» PROMPT
Give the number of lines that include the string "this", nothing more.

****************

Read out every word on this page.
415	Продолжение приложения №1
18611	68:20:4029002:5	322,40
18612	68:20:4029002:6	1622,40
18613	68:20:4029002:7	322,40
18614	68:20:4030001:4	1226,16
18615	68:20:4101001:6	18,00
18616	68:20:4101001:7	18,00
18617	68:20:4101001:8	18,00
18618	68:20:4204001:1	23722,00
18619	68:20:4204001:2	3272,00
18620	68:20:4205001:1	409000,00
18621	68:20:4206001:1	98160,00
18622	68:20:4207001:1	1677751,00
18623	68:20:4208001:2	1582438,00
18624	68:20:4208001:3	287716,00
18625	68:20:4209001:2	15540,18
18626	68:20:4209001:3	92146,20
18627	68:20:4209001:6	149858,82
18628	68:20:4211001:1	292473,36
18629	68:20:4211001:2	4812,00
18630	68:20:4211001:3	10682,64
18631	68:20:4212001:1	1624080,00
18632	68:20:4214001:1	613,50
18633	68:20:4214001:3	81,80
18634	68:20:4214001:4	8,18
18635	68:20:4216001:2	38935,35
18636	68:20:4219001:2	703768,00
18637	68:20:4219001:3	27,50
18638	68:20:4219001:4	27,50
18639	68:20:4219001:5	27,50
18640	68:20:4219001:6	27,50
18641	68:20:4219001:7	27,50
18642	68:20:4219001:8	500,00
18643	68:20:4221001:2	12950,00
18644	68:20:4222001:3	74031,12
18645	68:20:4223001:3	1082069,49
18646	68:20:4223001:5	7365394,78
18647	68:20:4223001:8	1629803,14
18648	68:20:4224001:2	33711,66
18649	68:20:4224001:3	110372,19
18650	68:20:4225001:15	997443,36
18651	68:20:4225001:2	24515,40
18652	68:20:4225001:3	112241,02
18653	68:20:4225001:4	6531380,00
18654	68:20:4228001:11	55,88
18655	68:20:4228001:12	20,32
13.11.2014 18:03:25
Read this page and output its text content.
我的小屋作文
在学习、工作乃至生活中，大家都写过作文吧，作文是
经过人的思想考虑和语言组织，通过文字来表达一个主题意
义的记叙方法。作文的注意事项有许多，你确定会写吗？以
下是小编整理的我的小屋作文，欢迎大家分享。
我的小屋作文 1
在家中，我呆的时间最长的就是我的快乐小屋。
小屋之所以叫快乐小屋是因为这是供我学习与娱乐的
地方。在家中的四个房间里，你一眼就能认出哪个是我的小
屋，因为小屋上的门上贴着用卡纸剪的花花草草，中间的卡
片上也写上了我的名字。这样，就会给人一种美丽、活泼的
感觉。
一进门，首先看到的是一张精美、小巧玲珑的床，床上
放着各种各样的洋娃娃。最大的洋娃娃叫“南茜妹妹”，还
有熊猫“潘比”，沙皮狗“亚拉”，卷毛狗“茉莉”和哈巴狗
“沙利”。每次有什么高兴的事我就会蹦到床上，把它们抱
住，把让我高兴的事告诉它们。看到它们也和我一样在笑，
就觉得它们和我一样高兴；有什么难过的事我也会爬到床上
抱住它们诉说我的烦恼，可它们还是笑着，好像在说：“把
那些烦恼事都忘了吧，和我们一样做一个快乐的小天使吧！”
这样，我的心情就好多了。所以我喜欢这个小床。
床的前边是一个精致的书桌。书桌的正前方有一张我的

****************

» WRITTEN ANSWER
2